*Work order*
Without any alteration, retype the records that appear below.

=== Excerpted records ===

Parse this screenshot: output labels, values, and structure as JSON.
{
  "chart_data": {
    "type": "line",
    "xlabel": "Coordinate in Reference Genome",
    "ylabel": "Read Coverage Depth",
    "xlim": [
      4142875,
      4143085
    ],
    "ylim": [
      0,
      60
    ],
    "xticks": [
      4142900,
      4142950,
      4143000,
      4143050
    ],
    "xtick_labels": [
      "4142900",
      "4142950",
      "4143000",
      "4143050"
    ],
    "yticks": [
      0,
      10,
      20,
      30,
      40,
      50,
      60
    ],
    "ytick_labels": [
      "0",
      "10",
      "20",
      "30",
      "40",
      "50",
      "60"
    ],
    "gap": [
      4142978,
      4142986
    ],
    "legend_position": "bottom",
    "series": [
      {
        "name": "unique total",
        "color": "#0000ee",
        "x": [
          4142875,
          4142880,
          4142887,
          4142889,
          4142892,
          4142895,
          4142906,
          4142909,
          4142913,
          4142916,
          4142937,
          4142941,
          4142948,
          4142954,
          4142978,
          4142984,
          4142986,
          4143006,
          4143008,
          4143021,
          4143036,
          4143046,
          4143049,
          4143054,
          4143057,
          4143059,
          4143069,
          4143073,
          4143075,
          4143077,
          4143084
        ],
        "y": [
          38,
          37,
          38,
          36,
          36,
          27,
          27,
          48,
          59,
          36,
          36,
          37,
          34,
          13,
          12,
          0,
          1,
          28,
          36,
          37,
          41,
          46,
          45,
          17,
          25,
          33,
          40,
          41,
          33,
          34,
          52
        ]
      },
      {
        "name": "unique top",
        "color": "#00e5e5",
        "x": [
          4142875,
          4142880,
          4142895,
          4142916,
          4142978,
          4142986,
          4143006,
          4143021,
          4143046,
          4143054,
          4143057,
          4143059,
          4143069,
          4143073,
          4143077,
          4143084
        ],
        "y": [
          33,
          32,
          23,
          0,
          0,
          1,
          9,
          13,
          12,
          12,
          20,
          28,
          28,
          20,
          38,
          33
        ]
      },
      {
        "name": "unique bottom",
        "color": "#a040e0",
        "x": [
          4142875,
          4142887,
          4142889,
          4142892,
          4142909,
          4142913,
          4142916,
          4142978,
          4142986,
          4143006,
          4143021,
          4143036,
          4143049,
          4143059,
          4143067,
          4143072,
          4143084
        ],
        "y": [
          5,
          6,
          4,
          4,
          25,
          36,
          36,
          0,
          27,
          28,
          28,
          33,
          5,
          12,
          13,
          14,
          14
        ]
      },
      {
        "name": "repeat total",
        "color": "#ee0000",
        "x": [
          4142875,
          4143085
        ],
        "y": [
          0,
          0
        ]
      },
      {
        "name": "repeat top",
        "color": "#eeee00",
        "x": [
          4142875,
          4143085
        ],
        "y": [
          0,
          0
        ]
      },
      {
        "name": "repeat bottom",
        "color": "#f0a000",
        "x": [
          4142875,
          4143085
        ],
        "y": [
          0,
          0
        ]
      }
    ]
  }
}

===

*Answer to this problem*
Parse this screenshot: output labels, values, and structure as JSON.
{
  "chart_data": {
    "type": "line",
    "xlabel": "Coordinate in Reference Genome",
    "ylabel": "Read Coverage Depth",
    "xlim": [
      4142875,
      4143085
    ],
    "ylim": [
      0,
      60
    ],
    "xticks": [
      4142900,
      4142950,
      4143000,
      4143050
    ],
    "xtick_labels": [
      "4142900",
      "4142950",
      "4143000",
      "4143050"
    ],
    "yticks": [
      0,
      10,
      20,
      30,
      40,
      50,
      60
    ],
    "ytick_labels": [
      "0",
      "10",
      "20",
      "30",
      "40",
      "50",
      "60"
    ],
    "gap": [
      4142978,
      4142986
    ],
    "legend_position": "bottom",
    "series": [
      {
        "name": "unique total",
        "color": "#0000ee",
        "x": [
          4142875,
          4142880,
          4142887,
          4142889,
          4142892,
          4142895,
          4142906,
          4142909,
          4142913,
          4142916,
          4142937,
          4142941,
          4142948,
          4142954,
          4142978,
          4142984,
          4142986,
          4143006,
          4143008,
          4143021,
          4143036,
          4143046,
          4143049,
          4143054,
          4143057,
          4143059,
          4143069,
          4143073,
          4143075,
          4143077,
          4143084
        ],
        "y": [
          38,
          37,
          38,
          36,
          36,
          27,
          27,
          48,
          59,
          36,
          36,
          37,
          34,
          13,
          12,
          0,
          1,
          28,
          36,
          37,
          41,
          46,
          45,
          17,
          25,
          33,
          40,
          41,
          33,
          34,
          52
        ]
      },
      {
        "name": "unique top",
        "color": "#00e5e5",
        "x": [
          4142875,
          4142880,
          4142895,
          4142916,
          4142978,
          4142986,
          4143006,
          4143021,
          4143046,
          4143054,
          4143057,
          4143059,
          4143069,
          4143073,
          4143077,
          4143084
        ],
        "y": [
          33,
          32,
          23,
          0,
          0,
          1,
          9,
          13,
          12,
          12,
          20,
          28,
          28,
          20,
          38,
          33
        ]
      },
      {
        "name": "unique bottom",
        "color": "#a040e0",
        "x": [
          4142875,
          4142887,
          4142889,
          4142892,
          4142909,
          4142913,
          4142916,
          4142978,
          4142986,
          4143006,
          4143021,
          4143036,
          4143049,
          4143059,
          4143067,
          4143072,
          4143084
        ],
        "y": [
          5,
          6,
          4,
          4,
          25,
          36,
          36,
          0,
          27,
          28,
          28,
          33,
          5,
          12,
          13,
          14,
          14
        ]
      },
      {
        "name": "repeat total",
        "color": "#ee0000",
        "x": [
          4142875,
          4143085
        ],
        "y": [
          0,
          0
        ]
      },
      {
        "name": "repeat top",
        "color": "#eeee00",
        "x": [
          4142875,
          4143085
        ],
        "y": [
          0,
          0
        ]
      },
      {
        "name": "repeat bottom",
        "color": "#f0a000",
        "x": [
          4142875,
          4143085
        ],
        "y": [
          0,
          0
        ]
      }
    ]
  }
}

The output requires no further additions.